* BEGIN *

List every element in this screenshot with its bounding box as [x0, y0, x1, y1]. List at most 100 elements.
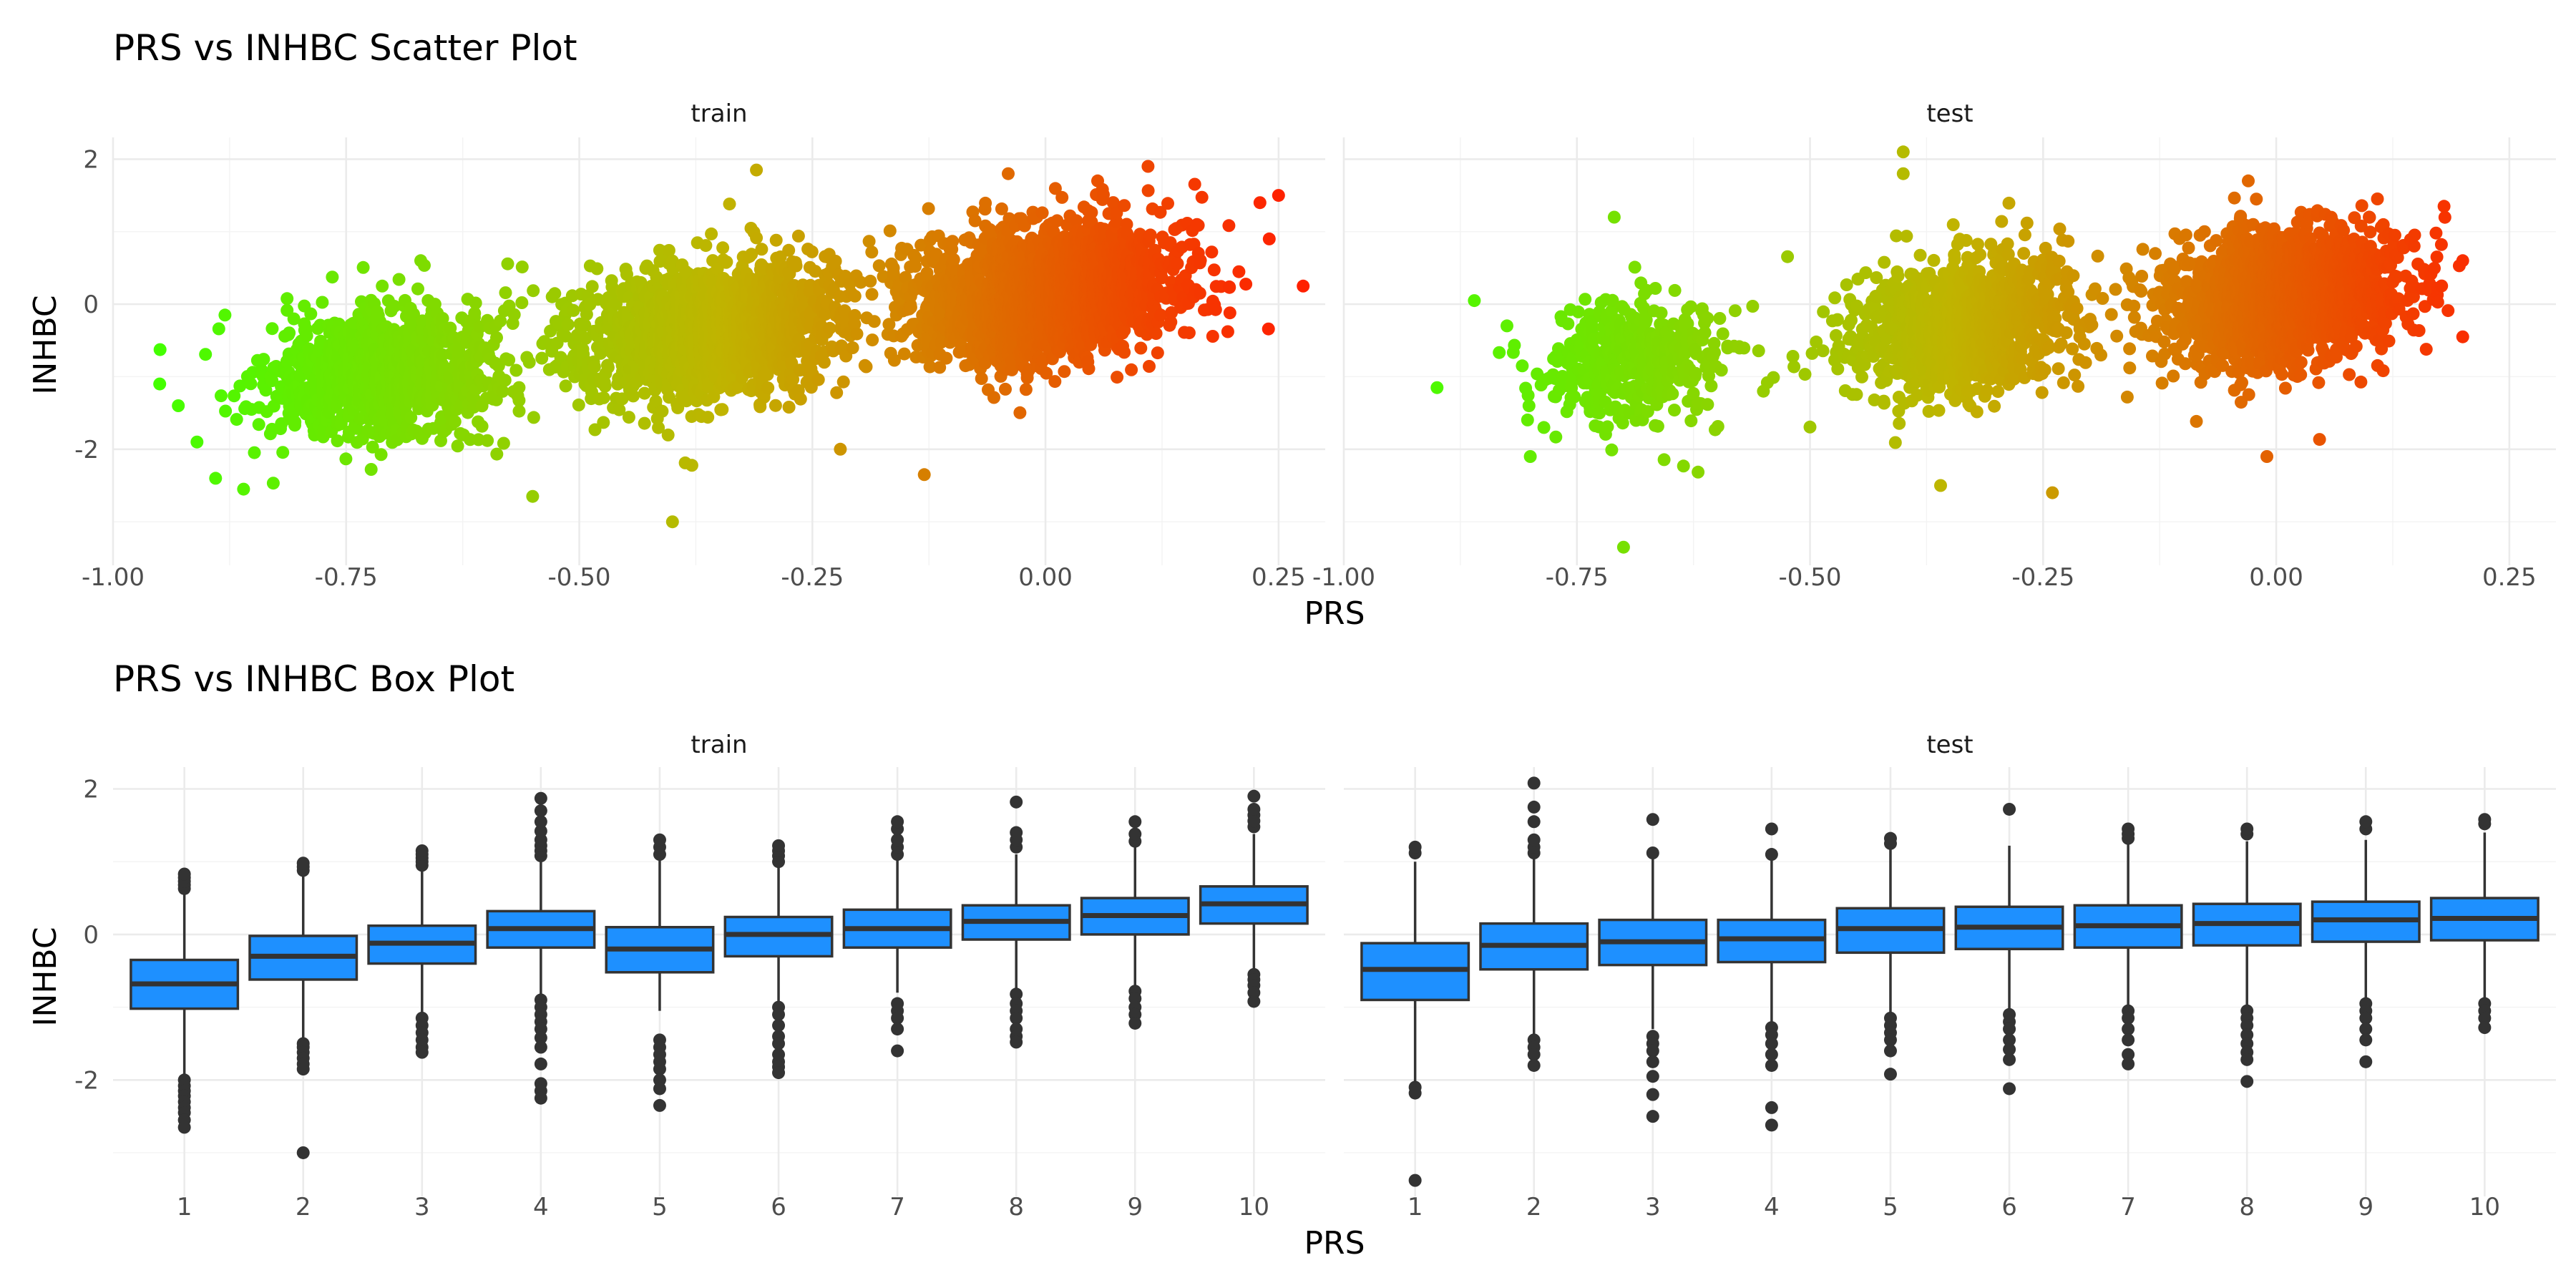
scatter-point	[987, 391, 1000, 404]
scatter-point	[862, 235, 876, 248]
scatter-point	[490, 447, 504, 461]
scatter-point	[699, 239, 713, 253]
scatter-point	[917, 468, 931, 482]
scatter-point	[946, 235, 960, 248]
scatter-strip-test: test	[1926, 99, 1973, 128]
scatter-point	[259, 384, 273, 397]
scatter-point	[836, 375, 850, 389]
scatter-point	[1002, 167, 1015, 180]
scatter-point	[830, 386, 844, 399]
scatter-point	[597, 391, 610, 404]
scatter-point	[883, 224, 897, 238]
scatter-point	[219, 404, 233, 418]
scatter-point	[364, 463, 378, 476]
scatter-point	[376, 279, 389, 293]
scatter-point	[1111, 371, 1124, 384]
scatter-point	[451, 439, 464, 453]
scatter-point	[626, 389, 640, 403]
scatter-point	[701, 411, 715, 424]
scatter-point	[300, 329, 313, 343]
scatter-point	[404, 411, 418, 424]
scatter-point	[622, 411, 635, 424]
scatter-point	[252, 418, 265, 431]
scatter-point	[1151, 346, 1164, 360]
scatter-point	[1161, 197, 1174, 210]
scatter-point	[865, 245, 879, 259]
scatter-point	[512, 404, 526, 418]
scatter-point	[215, 389, 228, 403]
scatter-point	[811, 373, 825, 386]
scatter-panel-train	[112, 137, 1325, 565]
scatter-point	[655, 404, 669, 418]
scatter-point	[237, 482, 250, 496]
scatter-point	[418, 258, 431, 272]
scatter-point	[515, 296, 529, 309]
scatter-point	[515, 260, 529, 274]
scatter-point	[1019, 383, 1033, 396]
scatter-point	[496, 384, 509, 398]
scatter-point	[1134, 341, 1148, 355]
scatter-point	[512, 394, 526, 407]
scatter-point	[904, 301, 917, 314]
scatter-point	[723, 197, 736, 211]
scatter-point	[662, 244, 675, 257]
scatter-point	[791, 229, 805, 243]
scatter-point	[848, 289, 862, 303]
scatter-point	[1048, 375, 1062, 389]
scatter-point	[266, 477, 280, 490]
scatter-point	[601, 361, 615, 374]
scatter-point	[1013, 406, 1027, 419]
scatter-point	[448, 415, 462, 429]
scatter-point	[535, 351, 549, 365]
scatter-point	[233, 379, 247, 393]
scatter-point	[597, 416, 610, 429]
scatter-point	[1125, 363, 1138, 376]
scatter-point	[897, 347, 911, 361]
scatter-point	[392, 273, 406, 286]
scatter-point	[280, 292, 294, 306]
scatter-point	[411, 282, 424, 296]
scatter-point	[782, 401, 796, 414]
scatter-point	[685, 459, 698, 472]
scatter-point	[527, 284, 540, 298]
scatter-point	[613, 403, 626, 416]
scatter-point	[512, 381, 526, 394]
scatter-point	[588, 423, 602, 436]
scatter-point	[590, 262, 604, 275]
scatter-point	[587, 360, 601, 374]
scatter-point	[782, 243, 796, 257]
scatter-point	[975, 372, 988, 385]
scatter-point	[794, 392, 807, 406]
scatter-point	[598, 379, 612, 393]
scatter-point	[834, 442, 847, 456]
scatter-point	[829, 255, 842, 268]
scatter-point	[276, 446, 290, 459]
scatter-point	[909, 251, 922, 265]
scatter-point	[716, 241, 730, 255]
scatter-point	[567, 303, 580, 317]
scatter-point	[548, 287, 562, 301]
scatter-point	[304, 307, 318, 321]
scatter-point	[244, 377, 258, 391]
scatter-point	[769, 399, 782, 412]
scatter-point	[1035, 206, 1049, 220]
scatter-point	[527, 411, 540, 424]
scatter-point	[507, 308, 521, 321]
scatter-point	[716, 403, 729, 416]
scatter-point	[366, 440, 379, 454]
scatter-point	[339, 452, 353, 466]
scatter-point	[331, 434, 344, 448]
scatter-plot-title: PRS vs INHBC Scatter Plot	[113, 27, 577, 69]
scatter-point	[561, 318, 575, 331]
scatter-point	[436, 312, 449, 325]
scatter-point	[1082, 362, 1096, 376]
scatter-point	[554, 351, 567, 364]
scatter-point	[580, 308, 593, 321]
scatter-point	[498, 374, 512, 387]
scatter-point	[859, 360, 873, 374]
scatter-point	[526, 489, 540, 503]
scatter-point	[388, 300, 401, 313]
scatter-point	[1171, 257, 1184, 270]
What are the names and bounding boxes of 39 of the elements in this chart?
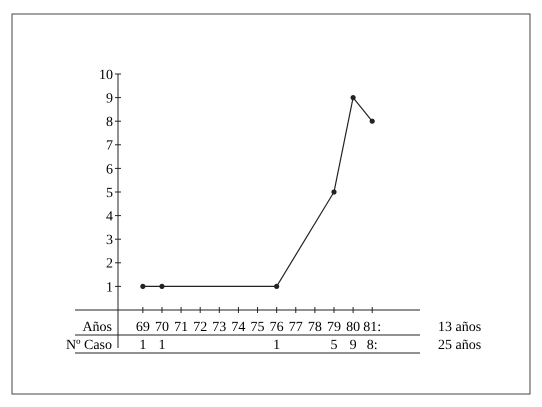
y-tick-label: 3 xyxy=(106,233,113,248)
y-tick-label: 8 xyxy=(106,115,113,130)
text: 1 xyxy=(273,338,280,353)
text: 5 xyxy=(330,338,338,353)
point xyxy=(140,284,146,289)
y-tick-label: 5 xyxy=(106,186,113,201)
y-tick-label: 9 xyxy=(106,92,113,106)
x-tick-label: 76 xyxy=(270,320,284,335)
y-tick-label: 2 xyxy=(106,256,113,272)
x-tick-label: 73 xyxy=(212,320,226,335)
y-tick-label: 7 xyxy=(106,138,113,154)
x-tick-label: 70 xyxy=(154,320,169,335)
x-tick-label: 72 xyxy=(193,320,208,335)
x-tick-label: 80 xyxy=(346,320,360,335)
text: 9 xyxy=(350,338,357,353)
x-tick-label: 75 xyxy=(250,320,265,335)
y-tick-label: 6 xyxy=(106,162,113,178)
point xyxy=(331,189,337,195)
y-tick-label: 10 xyxy=(99,68,113,83)
point xyxy=(370,118,375,124)
x-tick-label: 71 xyxy=(174,320,188,335)
point xyxy=(159,284,165,289)
text: 13 años xyxy=(438,320,482,335)
point xyxy=(350,95,356,100)
x-tick-label: 77 xyxy=(288,320,303,335)
text: 25 años xyxy=(438,338,482,353)
text: 1 xyxy=(158,338,166,353)
y-tick-label: 1 xyxy=(106,280,113,296)
x-tick-label: 69 xyxy=(136,320,150,335)
x-tick-label: 74 xyxy=(231,320,246,335)
text: 1 xyxy=(139,338,146,353)
text: 8: xyxy=(366,338,378,353)
text: Nº Caso xyxy=(66,338,112,353)
x-axis-title: Años xyxy=(82,320,112,335)
x-tick-label: 78 xyxy=(308,320,322,335)
x-tick-label: 79 xyxy=(326,320,341,335)
x-tick-label: 81: xyxy=(363,320,382,335)
y-tick-label: 4 xyxy=(106,210,113,224)
point xyxy=(274,284,280,289)
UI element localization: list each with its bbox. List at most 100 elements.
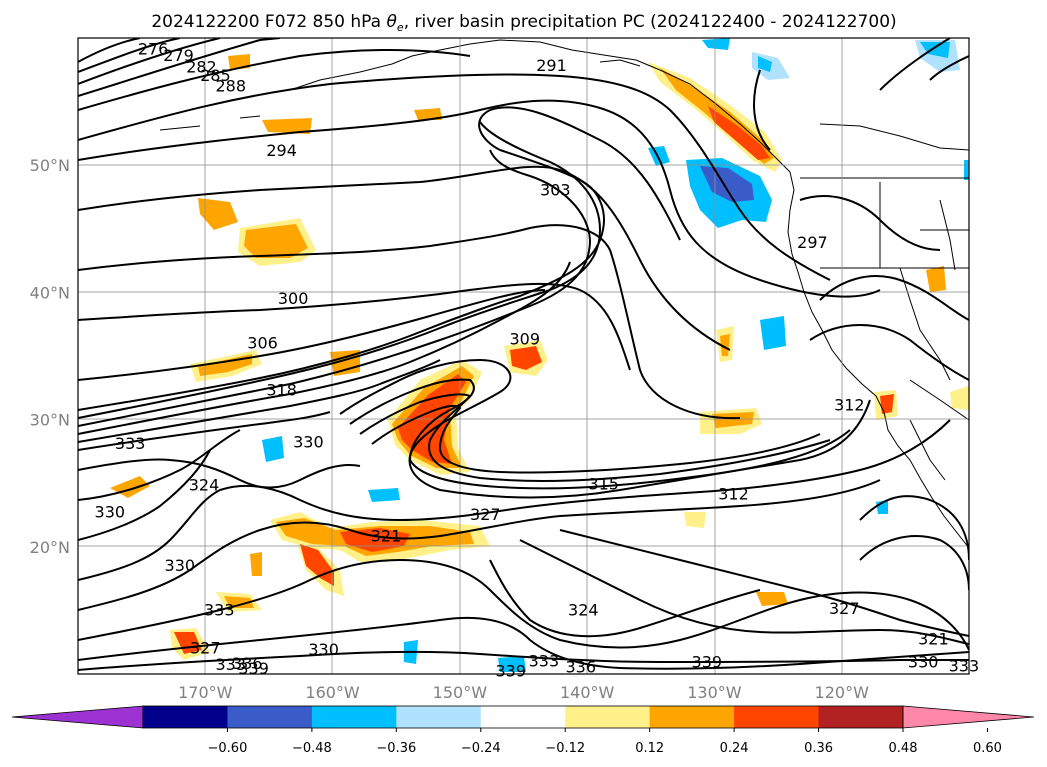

* END *

[PROBLEM DESCRIPTION] Update the lines between the one holding "y-tick-label: 3 xyxy=(106,233,113,248)" and the one holding "point xyxy=(331,189,337,195)", inclusive, so that "x-tick-label" becomes "x-axis-label" and nothing else changes.

[SOLUTION TO THIS EXERCISE]
y-tick-label: 3 xyxy=(106,233,113,248)
y-tick-label: 8 xyxy=(106,115,113,130)
text: 1 xyxy=(273,338,280,353)
text: 5 xyxy=(330,338,338,353)
point xyxy=(140,284,146,289)
y-tick-label: 5 xyxy=(106,186,113,201)
y-tick-label: 9 xyxy=(106,92,113,106)
x-axis-label: 76 xyxy=(270,320,284,335)
y-tick-label: 2 xyxy=(106,256,113,272)
x-axis-label: 73 xyxy=(212,320,226,335)
y-tick-label: 7 xyxy=(106,138,113,154)
x-axis-label: 70 xyxy=(154,320,169,335)
x-axis-label: 72 xyxy=(193,320,208,335)
x-axis-label: 80 xyxy=(346,320,360,335)
text: 9 xyxy=(350,338,357,353)
x-axis-label: 75 xyxy=(250,320,265,335)
y-tick-label: 6 xyxy=(106,162,113,178)
point xyxy=(331,189,337,195)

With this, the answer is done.